+++ DATA LINES
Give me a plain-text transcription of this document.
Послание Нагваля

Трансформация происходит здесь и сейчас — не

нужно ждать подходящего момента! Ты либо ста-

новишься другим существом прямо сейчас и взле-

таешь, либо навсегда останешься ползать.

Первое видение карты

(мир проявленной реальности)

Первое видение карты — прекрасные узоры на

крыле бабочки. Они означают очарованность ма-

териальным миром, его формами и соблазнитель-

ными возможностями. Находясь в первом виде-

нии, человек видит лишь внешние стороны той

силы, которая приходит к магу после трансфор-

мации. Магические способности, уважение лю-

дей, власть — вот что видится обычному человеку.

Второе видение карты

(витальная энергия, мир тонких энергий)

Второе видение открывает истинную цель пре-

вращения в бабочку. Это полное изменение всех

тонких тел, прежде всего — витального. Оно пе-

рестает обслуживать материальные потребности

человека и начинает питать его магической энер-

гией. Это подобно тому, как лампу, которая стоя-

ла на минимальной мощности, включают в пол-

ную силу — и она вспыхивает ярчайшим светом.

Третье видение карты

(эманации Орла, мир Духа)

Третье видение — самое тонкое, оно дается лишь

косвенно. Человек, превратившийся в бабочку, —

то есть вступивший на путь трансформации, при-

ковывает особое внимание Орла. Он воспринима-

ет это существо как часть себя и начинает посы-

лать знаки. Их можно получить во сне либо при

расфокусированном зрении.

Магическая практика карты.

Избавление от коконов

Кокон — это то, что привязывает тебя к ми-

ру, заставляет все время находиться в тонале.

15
++++++
[YOUR INSTRUCTIONS] Set down the entries verbatim, leaving none out.

[FULL SOLUTION]
Give me a plain-text transcription of this document.
Послание Нагваля

Трансформация происходит здесь и сейчас — не

нужно ждать подходящего момента! Ты либо ста-

новишься другим существом прямо сейчас и взле-

таешь, либо навсегда останешься ползать.

Первое видение карты

(мир проявленной реальности)

Первое видение карты — прекрасные узоры на

крыле бабочки. Они означают очарованность ма-

териальным миром, его формами и соблазнитель-

ными возможностями. Находясь в первом виде-

нии, человек видит лишь внешние стороны той

силы, которая приходит к магу после трансфор-

мации. Магические способности, уважение лю-

дей, власть — вот что видится обычному человеку.

Второе видение карты

(витальная энергия, мир тонких энергий)

Второе видение открывает истинную цель пре-

вращения в бабочку. Это полное изменение всех

тонких тел, прежде всего — витального. Оно пе-

рестает обслуживать материальные потребности

человека и начинает питать его магической энер-

гией. Это подобно тому, как лампу, которая стоя-

ла на минимальной мощности, включают в пол-

ную силу — и она вспыхивает ярчайшим светом.

Третье видение карты

(эманации Орла, мир Духа)

Третье видение — самое тонкое, оно дается лишь

косвенно. Человек, превратившийся в бабочку, —

то есть вступивший на путь трансформации, при-

ковывает особое внимание Орла. Он воспринима-

ет это существо как часть себя и начинает посы-

лать знаки. Их можно получить во сне либо при

расфокусированном зрении.

Магическая практика карты.

Избавление от коконов

Кокон — это то, что привязывает тебя к ми-

ру, заставляет все время находиться в тонале.

15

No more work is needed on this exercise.